De ídola del tenis a la ruina: la condena que sepultó la fortuna de Arantxa Sánchez Vicario
¿Qué llevó a una campeona de Roland Garros a ser condenada por deudas millonarias? La historia de Arantxa Sánchez Vicario es un giro trágico que estremece al deporte.
La gloria deportiva puede ser efímera, pero el derrumbe personal de una de las mayores leyendas del tenis español dejó una lección imborrable. Arantxa Sánchez Vicario pasó de ser la niña prodigio que humilló a Steffi Graf en Roland Garros a enfrentar una condena de dos años de prisión por una deuda millonaria.
En junio de 1989, con apenas 17 años, la española protagonizó una de las mayores hazañas del deporte: venció a la todopoderosa Steffi Graf en la final de Roland Garros, un resultado que nadie esperaba y que la convirtió en leyenda nacional de inmediato.
Lejos de ser una estrella fugaz, Sánchez Vicario construyó una carrera de más de una década, conquistando 29 títulos individuales de la WTA, incluyendo tres Roland Garros y un US Open, además de seis Grand Slam en dobles. Su estilo de juego, basado en una entrega inagotable y una garra competitiva única, la llevó al número 1 del ranking mundial en 1995.
¿Qué pasó con su fortuna?
Durante su carrera, la tenista acumuló más de 16 millones de dólares solo en premios, sin contar los millonarios contratos de patrocinio. Sin embargo, la gestión de su dinero estuvo siempre en manos de su familia y asesores financieros, una decisión que resultaría fatal.
Tras su retiro, Sánchez Vicario descubrió que su patrimonio se había esfumado por malas inversiones, gestiones dudosas y deudas con Hacienda. La situación la llevó a enfrentarse públicamente a su propia familia, a quienes acusó de dilapidar su dinero.

*DATOS EXTRAÍDOS*.
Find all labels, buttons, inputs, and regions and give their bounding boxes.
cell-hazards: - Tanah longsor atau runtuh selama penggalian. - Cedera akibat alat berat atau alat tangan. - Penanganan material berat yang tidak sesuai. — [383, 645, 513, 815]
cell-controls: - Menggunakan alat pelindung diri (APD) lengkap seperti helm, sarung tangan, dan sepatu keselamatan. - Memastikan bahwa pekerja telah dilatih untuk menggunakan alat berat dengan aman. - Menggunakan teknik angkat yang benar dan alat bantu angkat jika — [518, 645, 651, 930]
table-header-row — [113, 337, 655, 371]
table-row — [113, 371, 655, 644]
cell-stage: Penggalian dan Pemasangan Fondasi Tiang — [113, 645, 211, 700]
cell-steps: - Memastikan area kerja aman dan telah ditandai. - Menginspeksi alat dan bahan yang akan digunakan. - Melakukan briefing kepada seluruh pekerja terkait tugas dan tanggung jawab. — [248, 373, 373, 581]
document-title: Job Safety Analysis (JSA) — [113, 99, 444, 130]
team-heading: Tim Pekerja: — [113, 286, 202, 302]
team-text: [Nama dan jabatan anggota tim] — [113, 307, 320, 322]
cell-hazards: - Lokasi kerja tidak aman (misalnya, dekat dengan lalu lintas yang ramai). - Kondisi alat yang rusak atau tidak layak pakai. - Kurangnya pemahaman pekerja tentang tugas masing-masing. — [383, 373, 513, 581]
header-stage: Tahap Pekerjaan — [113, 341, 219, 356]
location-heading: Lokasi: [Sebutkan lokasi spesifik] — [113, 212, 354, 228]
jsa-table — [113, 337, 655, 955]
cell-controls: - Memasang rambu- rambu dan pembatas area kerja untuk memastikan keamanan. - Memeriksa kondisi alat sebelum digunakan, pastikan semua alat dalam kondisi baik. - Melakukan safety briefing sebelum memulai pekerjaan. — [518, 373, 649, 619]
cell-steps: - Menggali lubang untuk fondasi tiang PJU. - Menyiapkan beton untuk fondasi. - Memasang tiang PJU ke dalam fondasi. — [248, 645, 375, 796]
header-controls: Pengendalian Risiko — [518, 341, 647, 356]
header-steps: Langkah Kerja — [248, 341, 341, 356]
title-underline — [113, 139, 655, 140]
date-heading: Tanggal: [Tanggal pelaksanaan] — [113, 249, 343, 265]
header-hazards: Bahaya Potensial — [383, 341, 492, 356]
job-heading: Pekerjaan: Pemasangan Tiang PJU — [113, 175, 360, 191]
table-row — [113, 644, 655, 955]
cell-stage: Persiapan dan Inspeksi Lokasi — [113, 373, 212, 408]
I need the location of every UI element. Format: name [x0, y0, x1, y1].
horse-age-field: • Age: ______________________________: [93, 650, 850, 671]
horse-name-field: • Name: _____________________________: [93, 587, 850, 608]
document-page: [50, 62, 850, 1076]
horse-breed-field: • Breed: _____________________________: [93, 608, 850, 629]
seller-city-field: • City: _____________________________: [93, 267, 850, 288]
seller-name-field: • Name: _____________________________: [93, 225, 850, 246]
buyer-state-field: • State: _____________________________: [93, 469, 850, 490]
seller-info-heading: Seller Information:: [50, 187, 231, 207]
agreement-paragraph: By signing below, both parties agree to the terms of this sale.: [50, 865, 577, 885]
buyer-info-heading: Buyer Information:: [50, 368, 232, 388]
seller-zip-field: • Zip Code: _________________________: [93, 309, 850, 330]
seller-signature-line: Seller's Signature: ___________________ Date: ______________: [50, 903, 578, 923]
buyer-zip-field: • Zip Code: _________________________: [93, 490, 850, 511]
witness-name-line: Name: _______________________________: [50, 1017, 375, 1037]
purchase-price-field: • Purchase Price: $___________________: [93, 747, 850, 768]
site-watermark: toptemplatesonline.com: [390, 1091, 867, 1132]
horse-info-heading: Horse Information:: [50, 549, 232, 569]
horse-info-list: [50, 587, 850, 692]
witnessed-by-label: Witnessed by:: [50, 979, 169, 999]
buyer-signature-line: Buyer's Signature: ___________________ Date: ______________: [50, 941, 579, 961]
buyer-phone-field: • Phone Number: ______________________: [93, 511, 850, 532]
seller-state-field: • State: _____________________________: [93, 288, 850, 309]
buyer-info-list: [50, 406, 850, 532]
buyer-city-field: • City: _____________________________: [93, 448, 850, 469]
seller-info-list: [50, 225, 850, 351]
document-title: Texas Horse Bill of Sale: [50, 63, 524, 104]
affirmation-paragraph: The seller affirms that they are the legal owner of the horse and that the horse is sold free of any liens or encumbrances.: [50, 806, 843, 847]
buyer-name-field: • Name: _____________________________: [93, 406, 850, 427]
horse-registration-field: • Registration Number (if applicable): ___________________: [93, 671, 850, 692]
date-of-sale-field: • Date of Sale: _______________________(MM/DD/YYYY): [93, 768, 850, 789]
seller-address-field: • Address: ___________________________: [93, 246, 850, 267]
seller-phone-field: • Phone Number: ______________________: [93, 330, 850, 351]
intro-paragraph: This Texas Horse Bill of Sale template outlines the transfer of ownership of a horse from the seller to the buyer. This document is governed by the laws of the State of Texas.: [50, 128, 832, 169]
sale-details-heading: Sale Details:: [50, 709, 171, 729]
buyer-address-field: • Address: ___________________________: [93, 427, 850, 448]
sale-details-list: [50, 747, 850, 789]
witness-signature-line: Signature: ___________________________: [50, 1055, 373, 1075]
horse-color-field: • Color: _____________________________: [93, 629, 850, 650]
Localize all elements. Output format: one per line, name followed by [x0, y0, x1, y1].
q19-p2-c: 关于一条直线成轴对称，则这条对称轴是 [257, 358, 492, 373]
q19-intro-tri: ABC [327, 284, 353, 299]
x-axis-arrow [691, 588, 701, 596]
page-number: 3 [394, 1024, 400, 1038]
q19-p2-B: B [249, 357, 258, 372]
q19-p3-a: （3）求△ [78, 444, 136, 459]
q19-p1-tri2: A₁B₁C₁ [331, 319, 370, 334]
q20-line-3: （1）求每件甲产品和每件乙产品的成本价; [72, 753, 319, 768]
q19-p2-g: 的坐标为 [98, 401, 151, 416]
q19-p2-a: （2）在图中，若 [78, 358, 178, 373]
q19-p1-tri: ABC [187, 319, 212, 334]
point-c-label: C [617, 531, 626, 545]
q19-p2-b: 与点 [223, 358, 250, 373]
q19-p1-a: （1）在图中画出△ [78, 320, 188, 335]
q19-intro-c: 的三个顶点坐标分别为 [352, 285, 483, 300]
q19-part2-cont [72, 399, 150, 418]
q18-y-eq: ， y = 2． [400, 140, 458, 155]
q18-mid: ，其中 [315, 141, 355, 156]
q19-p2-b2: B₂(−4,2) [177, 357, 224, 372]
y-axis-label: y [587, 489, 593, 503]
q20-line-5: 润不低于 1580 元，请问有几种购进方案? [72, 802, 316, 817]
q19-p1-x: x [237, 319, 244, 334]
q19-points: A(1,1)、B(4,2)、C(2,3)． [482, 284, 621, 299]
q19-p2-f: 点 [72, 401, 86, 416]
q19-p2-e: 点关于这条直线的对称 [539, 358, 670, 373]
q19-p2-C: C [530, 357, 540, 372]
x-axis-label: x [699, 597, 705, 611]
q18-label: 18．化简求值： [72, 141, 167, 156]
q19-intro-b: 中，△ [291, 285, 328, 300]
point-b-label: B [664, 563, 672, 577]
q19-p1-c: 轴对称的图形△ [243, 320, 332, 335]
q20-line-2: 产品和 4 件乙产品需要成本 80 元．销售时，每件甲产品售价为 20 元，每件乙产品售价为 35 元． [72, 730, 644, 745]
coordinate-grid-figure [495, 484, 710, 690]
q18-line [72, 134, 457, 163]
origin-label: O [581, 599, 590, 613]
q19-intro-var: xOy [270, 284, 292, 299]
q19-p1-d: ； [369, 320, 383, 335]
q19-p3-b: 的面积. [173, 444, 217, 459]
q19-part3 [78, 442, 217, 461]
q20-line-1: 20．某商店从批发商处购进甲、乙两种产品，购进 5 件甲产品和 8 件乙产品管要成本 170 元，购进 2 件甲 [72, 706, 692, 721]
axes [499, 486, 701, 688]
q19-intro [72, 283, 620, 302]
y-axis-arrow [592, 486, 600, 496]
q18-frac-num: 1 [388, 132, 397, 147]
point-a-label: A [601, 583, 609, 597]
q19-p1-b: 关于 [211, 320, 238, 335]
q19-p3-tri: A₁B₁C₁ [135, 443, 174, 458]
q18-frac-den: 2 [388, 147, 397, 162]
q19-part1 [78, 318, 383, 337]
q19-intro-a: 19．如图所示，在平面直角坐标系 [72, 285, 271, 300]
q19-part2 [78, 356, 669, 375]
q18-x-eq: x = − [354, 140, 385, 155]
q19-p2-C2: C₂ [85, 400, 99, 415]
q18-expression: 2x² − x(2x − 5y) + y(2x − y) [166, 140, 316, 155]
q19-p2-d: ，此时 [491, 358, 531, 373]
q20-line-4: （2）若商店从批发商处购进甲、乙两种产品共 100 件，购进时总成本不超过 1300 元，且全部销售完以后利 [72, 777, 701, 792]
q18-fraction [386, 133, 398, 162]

*TAREAS Y EJERCICIOS*.
1. Según el texto sobre Arantxa Sánchez Vicario, ¿por qué causas se esfumó su patrimonio tras su retiro? Enuméralas todas.
2. Prosigue el texto sobre Arantxa Sánchez Vicario a partir de su última oración.
Las líneas no guardan relación con el texto.

*RESPUESTAS ESCRITAS*.
1. Malas inversiones, gestiones dudosas y deudas con Hacienda.

2.
“Me han dejado sin nada, estoy endeudada con Hacienda y mis propiedades son muy inferiores a las que tiene por ejemplo mi hermano Javier, que a lo largo de su vida ha ganado mucho menos que yo. ¿Puedo aceptar este abuso y quedarme callada? No voy a hacerlo”, declaró en su libro “Arantxa ¡Vamos!. Memorias de una lucha, una vida y una mujer”, publicado en 2012.
La sentencia que lo cambió todo
El caso llegó a los tribunales de Barcelona, donde la Audiencia Provincial la condenó a dos años de prisión y al pago de una indemnización conjunta de 6,6 millones de euros al Banco de Luxemburgo por un delito de insolvencia punible, es decir, por descapitalizar su patrimonio para evitar pagar una deuda fiscal.
La extenista evitó la cárcel al no tener antecedentes penales y reconocer los hechos durante el juicio, pero la sentencia marcó su ruina definitiva. Hoy, lejos de los aplausos y la opulencia, Arantxa Sánchez Vicario intenta reconstruir su vida bajo la sombra de una condena que revela el precio más alto del éxito.